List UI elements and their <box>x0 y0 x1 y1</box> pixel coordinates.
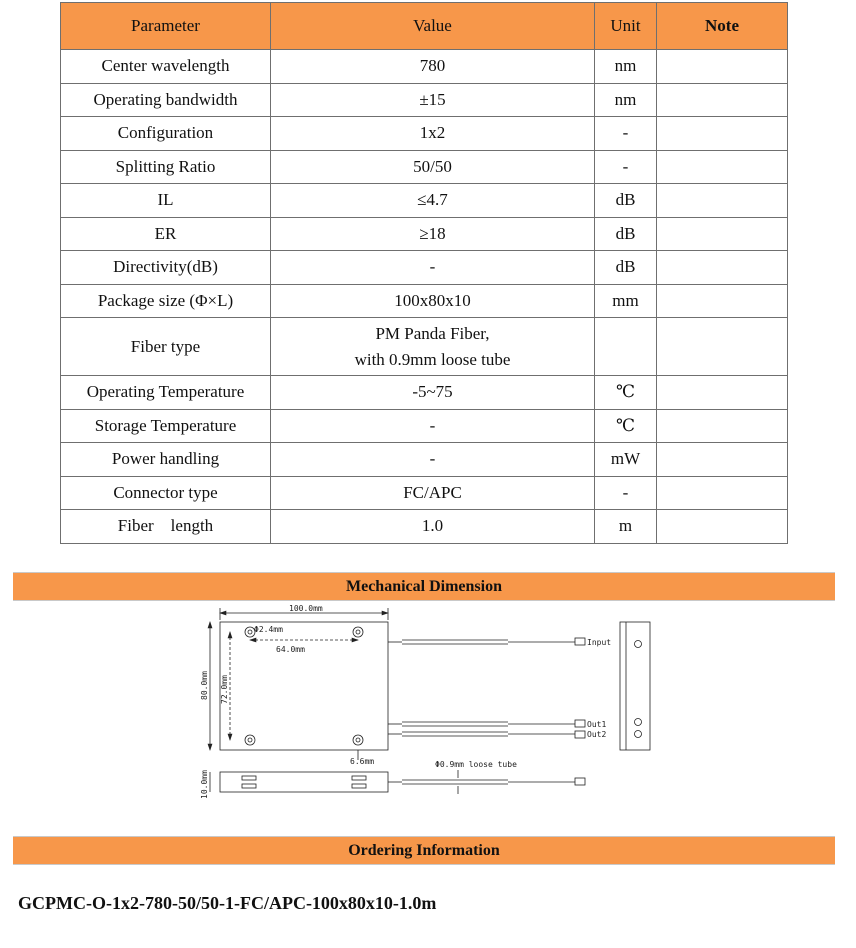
cell-parameter: Package size (Φ×L) <box>61 284 271 318</box>
cell-unit: ℃ <box>595 376 657 410</box>
mount-hole <box>353 735 363 745</box>
table-row <box>61 510 788 544</box>
cell-parameter: Splitting Ratio <box>61 150 271 184</box>
cell-note <box>657 251 788 285</box>
cell-value: - <box>271 251 595 285</box>
table-row <box>61 50 788 84</box>
inner-height-label: 72.0mm <box>220 675 229 704</box>
cell-value: 1.0 <box>271 510 595 544</box>
cell-note <box>657 217 788 251</box>
cell-unit: - <box>595 476 657 510</box>
cell-unit: nm <box>595 50 657 84</box>
side-view-outline <box>220 772 388 792</box>
cell-note <box>657 184 788 218</box>
table-row <box>61 251 788 285</box>
cell-parameter: Configuration <box>61 117 271 151</box>
cell-parameter: IL <box>61 184 271 218</box>
port-end-view <box>620 622 650 750</box>
mount-hole <box>248 630 252 634</box>
cell-value-line: PM Panda Fiber, <box>375 323 490 343</box>
cell-value: 1x2 <box>271 117 595 151</box>
table-row <box>61 409 788 443</box>
out1-label: Out1 <box>587 720 607 729</box>
mount-hole <box>356 630 360 634</box>
width-label: 100.0mm <box>289 604 323 613</box>
cell-parameter: Operating Temperature <box>61 376 271 410</box>
mechanical-dimension-title: Mechanical Dimension <box>13 572 835 601</box>
housing-outline <box>220 622 388 750</box>
tube-label: Φ0.9mm loose tube <box>435 760 517 769</box>
cell-unit: - <box>595 150 657 184</box>
mount-hole <box>245 735 255 745</box>
cell-note <box>657 318 788 376</box>
hole-label: Φ2.4mm <box>254 625 283 634</box>
table-row <box>61 150 788 184</box>
cell-note <box>657 50 788 84</box>
table-row <box>61 217 788 251</box>
cell-parameter: Center wavelength <box>61 50 271 84</box>
cell-value: 50/50 <box>271 150 595 184</box>
table-row <box>61 476 788 510</box>
cell-unit: dB <box>595 184 657 218</box>
cell-parameter: Connector type <box>61 476 271 510</box>
header-parameter: Parameter <box>61 3 271 50</box>
cell-note <box>657 510 788 544</box>
cell-parameter: Directivity(dB) <box>61 251 271 285</box>
cell-parameter: Fiber type <box>61 318 271 376</box>
cell-parameter: Operating bandwidth <box>61 83 271 117</box>
cell-unit: m <box>595 510 657 544</box>
cell-note <box>657 284 788 318</box>
cell-unit: dB <box>595 217 657 251</box>
table-row <box>61 117 788 151</box>
cell-unit: - <box>595 117 657 151</box>
cell-unit: dB <box>595 251 657 285</box>
ordering-information-title: Ordering Information <box>13 836 835 865</box>
table-row <box>61 83 788 117</box>
part-number: GCPMC-O-1x2-780-50/50-1-FC/APC-100x80x10-1.0m <box>18 893 437 913</box>
cell-parameter: Fiber length <box>61 510 271 544</box>
table-row <box>61 284 788 318</box>
cell-value: 780 <box>271 50 595 84</box>
cell-note <box>657 83 788 117</box>
cell-note <box>657 117 788 151</box>
cell-value: -5~75 <box>271 376 595 410</box>
spec-table <box>60 2 788 544</box>
edge-label: 6.6mm <box>350 757 375 766</box>
cell-value: ≥18 <box>271 217 595 251</box>
spec-table-header <box>61 3 788 50</box>
cell-note <box>657 443 788 477</box>
cell-unit: mm <box>595 284 657 318</box>
cell-value-line: with 0.9mm loose tube <box>354 349 511 369</box>
cell-unit: ℃ <box>595 409 657 443</box>
input-connector <box>575 638 585 645</box>
header-note: Note <box>657 3 788 50</box>
cell-value: 100x80x10 <box>271 284 595 318</box>
cell-value: ≤4.7 <box>271 184 595 218</box>
thickness-label: 10.0mm <box>200 770 209 799</box>
header-unit: Unit <box>595 3 657 50</box>
cell-unit <box>595 318 657 376</box>
port-hole <box>635 731 642 738</box>
cell-value <box>271 318 595 376</box>
cell-note <box>657 376 788 410</box>
mechanical-drawing <box>190 600 660 810</box>
cell-unit: nm <box>595 83 657 117</box>
out2-label: Out2 <box>587 730 607 739</box>
mount-hole <box>353 627 363 637</box>
cell-parameter: Storage Temperature <box>61 409 271 443</box>
cell-parameter: ER <box>61 217 271 251</box>
cell-value: FC/APC <box>271 476 595 510</box>
out1-connector <box>575 720 585 727</box>
port-hole <box>635 719 642 726</box>
table-row <box>61 318 788 376</box>
hole-spacing-label: 64.0mm <box>276 645 305 654</box>
cell-value: ±15 <box>271 83 595 117</box>
cell-note <box>657 409 788 443</box>
mount-hole <box>356 738 360 742</box>
mount-hole <box>248 738 252 742</box>
height-label: 80.0mm <box>200 671 209 700</box>
table-row <box>61 184 788 218</box>
cell-note <box>657 150 788 184</box>
header-value: Value <box>271 3 595 50</box>
table-row <box>61 376 788 410</box>
cell-value: - <box>271 409 595 443</box>
port-hole <box>635 641 642 648</box>
cell-value: - <box>271 443 595 477</box>
cell-note <box>657 476 788 510</box>
out2-connector <box>575 731 585 738</box>
cell-parameter: Power handling <box>61 443 271 477</box>
input-label: Input <box>587 638 612 647</box>
cell-unit: mW <box>595 443 657 477</box>
table-row <box>61 443 788 477</box>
- - - - -
What to produce → Reproduce every row above without changing a single character, and leave out the pictures.

Result for this exercise →
List UI elements and their <box>x0 y0 x1 y1</box> pixel coordinates.
cell-parameter: Package size (Φ×L) <box>61 284 271 318</box>
cell-unit: ℃ <box>595 376 657 410</box>
mount-hole <box>353 735 363 745</box>
table-row <box>61 510 788 544</box>
cell-parameter: Splitting Ratio <box>61 150 271 184</box>
cell-note <box>657 251 788 285</box>
cell-value: - <box>271 251 595 285</box>
table-row <box>61 50 788 84</box>
inner-height-label: 72.0mm <box>220 675 229 704</box>
cell-value: 1.0 <box>271 510 595 544</box>
cell-note <box>657 217 788 251</box>
cell-unit: - <box>595 476 657 510</box>
cell-unit: nm <box>595 50 657 84</box>
side-view-outline <box>220 772 388 792</box>
cell-note <box>657 184 788 218</box>
table-row <box>61 251 788 285</box>
cell-parameter: Configuration <box>61 117 271 151</box>
cell-parameter: IL <box>61 184 271 218</box>
port-end-view <box>620 622 650 750</box>
mount-hole <box>248 630 252 634</box>
cell-value-line: PM Panda Fiber, <box>375 323 490 343</box>
cell-value: 1x2 <box>271 117 595 151</box>
table-row <box>61 409 788 443</box>
out1-label: Out1 <box>587 720 607 729</box>
mount-hole <box>356 630 360 634</box>
width-label: 100.0mm <box>289 604 323 613</box>
cell-parameter: Operating Temperature <box>61 376 271 410</box>
mechanical-dimension-title: Mechanical Dimension <box>13 572 835 601</box>
housing-outline <box>220 622 388 750</box>
tube-label: Φ0.9mm loose tube <box>435 760 517 769</box>
cell-unit: - <box>595 150 657 184</box>
mount-hole <box>245 735 255 745</box>
cell-note <box>657 318 788 376</box>
hole-label: Φ2.4mm <box>254 625 283 634</box>
table-row <box>61 150 788 184</box>
cell-note <box>657 50 788 84</box>
table-row <box>61 217 788 251</box>
cell-parameter: Center wavelength <box>61 50 271 84</box>
cell-value: 50/50 <box>271 150 595 184</box>
table-row <box>61 476 788 510</box>
cell-unit: dB <box>595 184 657 218</box>
cell-parameter: Connector type <box>61 476 271 510</box>
header-parameter: Parameter <box>61 3 271 50</box>
cell-note <box>657 510 788 544</box>
cell-parameter: Directivity(dB) <box>61 251 271 285</box>
cell-parameter: Fiber type <box>61 318 271 376</box>
cell-parameter: Operating bandwidth <box>61 83 271 117</box>
cell-unit: m <box>595 510 657 544</box>
cell-note <box>657 284 788 318</box>
cell-unit: dB <box>595 217 657 251</box>
table-row <box>61 117 788 151</box>
cell-unit: - <box>595 117 657 151</box>
cell-unit: dB <box>595 251 657 285</box>
ordering-information-title: Ordering Information <box>13 836 835 865</box>
table-row <box>61 83 788 117</box>
part-number: GCPMC-O-1x2-780-50/50-1-FC/APC-100x80x10-1.0m <box>18 893 437 913</box>
cell-parameter: Fiber length <box>61 510 271 544</box>
table-row <box>61 284 788 318</box>
cell-value: 780 <box>271 50 595 84</box>
cell-note <box>657 83 788 117</box>
cell-note <box>657 117 788 151</box>
cell-value: -5~75 <box>271 376 595 410</box>
spec-table <box>60 2 788 544</box>
edge-label: 6.6mm <box>350 757 375 766</box>
cell-value: ≥18 <box>271 217 595 251</box>
spec-table-header <box>61 3 788 50</box>
cell-note <box>657 443 788 477</box>
cell-unit: mm <box>595 284 657 318</box>
cell-value-line: with 0.9mm loose tube <box>354 349 511 369</box>
cell-unit: ℃ <box>595 409 657 443</box>
input-connector <box>575 638 585 645</box>
header-note: Note <box>657 3 788 50</box>
cell-value: 100x80x10 <box>271 284 595 318</box>
cell-value: ≤4.7 <box>271 184 595 218</box>
thickness-label: 10.0mm <box>200 770 209 799</box>
header-unit: Unit <box>595 3 657 50</box>
cell-unit <box>595 318 657 376</box>
port-hole <box>635 731 642 738</box>
cell-value <box>271 318 595 376</box>
cell-note <box>657 376 788 410</box>
mechanical-drawing <box>190 600 660 810</box>
cell-unit: nm <box>595 83 657 117</box>
out2-label: Out2 <box>587 730 607 739</box>
mount-hole <box>353 627 363 637</box>
cell-parameter: Storage Temperature <box>61 409 271 443</box>
cell-parameter: ER <box>61 217 271 251</box>
cell-value: FC/APC <box>271 476 595 510</box>
out1-connector <box>575 720 585 727</box>
port-hole <box>635 719 642 726</box>
table-row <box>61 318 788 376</box>
hole-spacing-label: 64.0mm <box>276 645 305 654</box>
cell-value: ±15 <box>271 83 595 117</box>
cell-note <box>657 409 788 443</box>
mount-hole <box>356 738 360 742</box>
mount-hole <box>248 738 252 742</box>
height-label: 80.0mm <box>200 671 209 700</box>
table-row <box>61 184 788 218</box>
cell-note <box>657 150 788 184</box>
header-value: Value <box>271 3 595 50</box>
table-row <box>61 376 788 410</box>
cell-value: - <box>271 409 595 443</box>
port-hole <box>635 641 642 648</box>
cell-value: - <box>271 443 595 477</box>
cell-note <box>657 476 788 510</box>
out2-connector <box>575 731 585 738</box>
cell-parameter: Power handling <box>61 443 271 477</box>
input-label: Input <box>587 638 612 647</box>
cell-unit: mW <box>595 443 657 477</box>
table-row <box>61 443 788 477</box>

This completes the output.